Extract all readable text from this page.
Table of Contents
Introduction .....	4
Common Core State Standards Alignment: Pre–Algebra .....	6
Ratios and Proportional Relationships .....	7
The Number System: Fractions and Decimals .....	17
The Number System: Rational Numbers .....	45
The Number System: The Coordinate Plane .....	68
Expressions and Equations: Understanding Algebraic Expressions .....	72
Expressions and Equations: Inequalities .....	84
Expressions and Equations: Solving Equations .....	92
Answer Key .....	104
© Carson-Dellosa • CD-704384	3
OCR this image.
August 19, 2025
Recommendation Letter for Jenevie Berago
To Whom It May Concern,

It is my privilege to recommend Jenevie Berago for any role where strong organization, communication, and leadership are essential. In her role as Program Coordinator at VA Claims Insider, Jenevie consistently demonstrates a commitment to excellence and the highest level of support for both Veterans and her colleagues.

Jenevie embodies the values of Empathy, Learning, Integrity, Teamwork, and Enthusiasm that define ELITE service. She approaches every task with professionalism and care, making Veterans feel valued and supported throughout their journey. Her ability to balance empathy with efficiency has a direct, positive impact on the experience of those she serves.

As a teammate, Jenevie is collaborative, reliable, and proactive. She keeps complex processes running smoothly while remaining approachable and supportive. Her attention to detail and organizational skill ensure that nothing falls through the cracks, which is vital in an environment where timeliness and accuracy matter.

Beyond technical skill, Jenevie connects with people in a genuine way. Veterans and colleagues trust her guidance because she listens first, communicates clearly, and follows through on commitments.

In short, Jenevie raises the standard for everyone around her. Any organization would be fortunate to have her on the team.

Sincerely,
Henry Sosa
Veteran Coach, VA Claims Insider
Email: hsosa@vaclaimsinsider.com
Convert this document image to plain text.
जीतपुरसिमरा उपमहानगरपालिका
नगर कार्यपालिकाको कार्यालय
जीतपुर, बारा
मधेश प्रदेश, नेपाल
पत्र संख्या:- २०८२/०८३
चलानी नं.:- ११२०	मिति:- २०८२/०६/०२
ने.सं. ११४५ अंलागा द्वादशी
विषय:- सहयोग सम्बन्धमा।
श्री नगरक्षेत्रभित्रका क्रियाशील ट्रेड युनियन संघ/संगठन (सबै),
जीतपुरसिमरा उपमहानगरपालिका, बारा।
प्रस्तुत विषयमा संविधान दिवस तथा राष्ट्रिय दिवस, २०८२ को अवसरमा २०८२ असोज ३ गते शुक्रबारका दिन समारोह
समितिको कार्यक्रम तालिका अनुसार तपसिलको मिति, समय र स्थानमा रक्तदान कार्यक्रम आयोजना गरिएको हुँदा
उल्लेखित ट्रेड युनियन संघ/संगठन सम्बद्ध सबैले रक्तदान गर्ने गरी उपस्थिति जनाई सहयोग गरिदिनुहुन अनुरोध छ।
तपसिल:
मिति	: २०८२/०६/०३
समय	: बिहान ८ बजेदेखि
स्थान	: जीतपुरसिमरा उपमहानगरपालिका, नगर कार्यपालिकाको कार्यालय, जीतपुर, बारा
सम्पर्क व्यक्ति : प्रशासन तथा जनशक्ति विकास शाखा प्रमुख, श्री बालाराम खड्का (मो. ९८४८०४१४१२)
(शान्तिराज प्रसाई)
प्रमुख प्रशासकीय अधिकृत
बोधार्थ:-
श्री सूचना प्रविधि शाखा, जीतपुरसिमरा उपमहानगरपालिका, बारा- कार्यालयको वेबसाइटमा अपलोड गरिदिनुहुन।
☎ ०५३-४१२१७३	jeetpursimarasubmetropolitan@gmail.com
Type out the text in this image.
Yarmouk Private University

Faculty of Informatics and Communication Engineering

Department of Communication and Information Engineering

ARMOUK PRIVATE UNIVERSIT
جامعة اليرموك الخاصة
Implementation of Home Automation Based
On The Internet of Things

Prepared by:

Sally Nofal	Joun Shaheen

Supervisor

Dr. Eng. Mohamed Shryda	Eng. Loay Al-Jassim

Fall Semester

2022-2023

Task to carry out:
In the entries above, find each line with the word "Expressions" and show it.

Complete output:
Expressions and Equations: Understanding Algebraic Expressions .....	72
Expressions and Equations: Inequalities .....	84
Expressions and Equations: Solving Equations .....	92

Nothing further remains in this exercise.